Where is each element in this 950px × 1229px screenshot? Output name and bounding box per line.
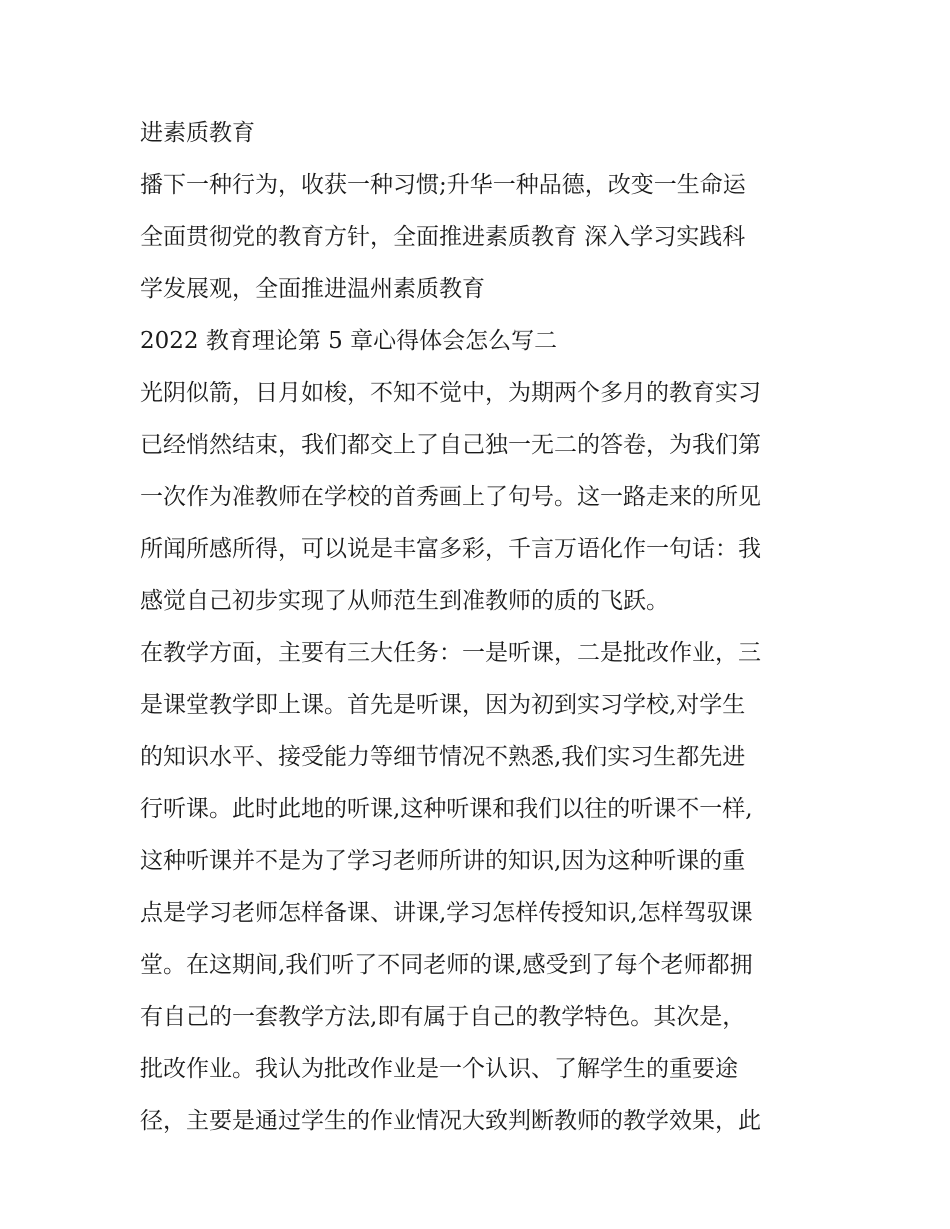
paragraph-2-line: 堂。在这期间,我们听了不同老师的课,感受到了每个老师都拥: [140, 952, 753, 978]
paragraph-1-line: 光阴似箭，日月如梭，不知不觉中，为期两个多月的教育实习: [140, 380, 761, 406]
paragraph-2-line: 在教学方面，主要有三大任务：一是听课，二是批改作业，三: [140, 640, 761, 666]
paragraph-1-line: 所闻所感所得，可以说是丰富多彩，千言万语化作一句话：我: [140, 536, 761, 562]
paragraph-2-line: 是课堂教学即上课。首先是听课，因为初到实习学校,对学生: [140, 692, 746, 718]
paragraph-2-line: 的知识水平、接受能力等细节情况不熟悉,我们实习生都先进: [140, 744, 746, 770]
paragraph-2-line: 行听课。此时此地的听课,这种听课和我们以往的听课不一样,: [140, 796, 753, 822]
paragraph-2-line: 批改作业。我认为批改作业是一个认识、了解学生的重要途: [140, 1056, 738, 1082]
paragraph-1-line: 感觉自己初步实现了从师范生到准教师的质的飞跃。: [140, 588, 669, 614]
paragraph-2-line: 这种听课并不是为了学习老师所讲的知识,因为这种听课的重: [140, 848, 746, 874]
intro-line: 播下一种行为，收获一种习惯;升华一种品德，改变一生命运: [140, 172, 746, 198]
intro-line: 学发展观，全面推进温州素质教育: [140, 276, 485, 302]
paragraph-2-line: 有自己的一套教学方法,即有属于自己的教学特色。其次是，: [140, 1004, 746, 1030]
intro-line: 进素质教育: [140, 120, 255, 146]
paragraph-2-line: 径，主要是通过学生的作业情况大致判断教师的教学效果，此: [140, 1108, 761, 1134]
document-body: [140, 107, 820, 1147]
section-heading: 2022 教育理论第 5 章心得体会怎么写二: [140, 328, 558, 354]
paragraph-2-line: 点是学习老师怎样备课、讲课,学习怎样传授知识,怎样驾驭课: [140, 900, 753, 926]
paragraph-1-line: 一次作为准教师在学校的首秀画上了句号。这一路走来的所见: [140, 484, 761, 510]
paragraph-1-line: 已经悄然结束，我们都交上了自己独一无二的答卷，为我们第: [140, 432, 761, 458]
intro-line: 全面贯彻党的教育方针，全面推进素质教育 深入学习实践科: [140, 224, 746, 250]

> _Task requirements_: Print, unchanged, every line of the records from the line containing "952, 753, 978]" through the final line of the records, both included.

> _Solution_:
paragraph-2-line: 堂。在这期间,我们听了不同老师的课,感受到了每个老师都拥: [140, 952, 753, 978]
paragraph-1-line: 光阴似箭，日月如梭，不知不觉中，为期两个多月的教育实习: [140, 380, 761, 406]
paragraph-2-line: 在教学方面，主要有三大任务：一是听课，二是批改作业，三: [140, 640, 761, 666]
paragraph-1-line: 所闻所感所得，可以说是丰富多彩，千言万语化作一句话：我: [140, 536, 761, 562]
paragraph-2-line: 是课堂教学即上课。首先是听课，因为初到实习学校,对学生: [140, 692, 746, 718]
paragraph-2-line: 的知识水平、接受能力等细节情况不熟悉,我们实习生都先进: [140, 744, 746, 770]
paragraph-2-line: 行听课。此时此地的听课,这种听课和我们以往的听课不一样,: [140, 796, 753, 822]
paragraph-2-line: 批改作业。我认为批改作业是一个认识、了解学生的重要途: [140, 1056, 738, 1082]
paragraph-1-line: 感觉自己初步实现了从师范生到准教师的质的飞跃。: [140, 588, 669, 614]
paragraph-2-line: 这种听课并不是为了学习老师所讲的知识,因为这种听课的重: [140, 848, 746, 874]
intro-line: 播下一种行为，收获一种习惯;升华一种品德，改变一生命运: [140, 172, 746, 198]
intro-line: 学发展观，全面推进温州素质教育: [140, 276, 485, 302]
paragraph-2-line: 有自己的一套教学方法,即有属于自己的教学特色。其次是，: [140, 1004, 746, 1030]
intro-line: 进素质教育: [140, 120, 255, 146]
paragraph-2-line: 径，主要是通过学生的作业情况大致判断教师的教学效果，此: [140, 1108, 761, 1134]
document-body: [140, 107, 820, 1147]
section-heading: 2022 教育理论第 5 章心得体会怎么写二: [140, 328, 558, 354]
paragraph-2-line: 点是学习老师怎样备课、讲课,学习怎样传授知识,怎样驾驭课: [140, 900, 753, 926]
paragraph-1-line: 一次作为准教师在学校的首秀画上了句号。这一路走来的所见: [140, 484, 761, 510]
paragraph-1-line: 已经悄然结束，我们都交上了自己独一无二的答卷，为我们第: [140, 432, 761, 458]
intro-line: 全面贯彻党的教育方针，全面推进素质教育 深入学习实践科: [140, 224, 746, 250]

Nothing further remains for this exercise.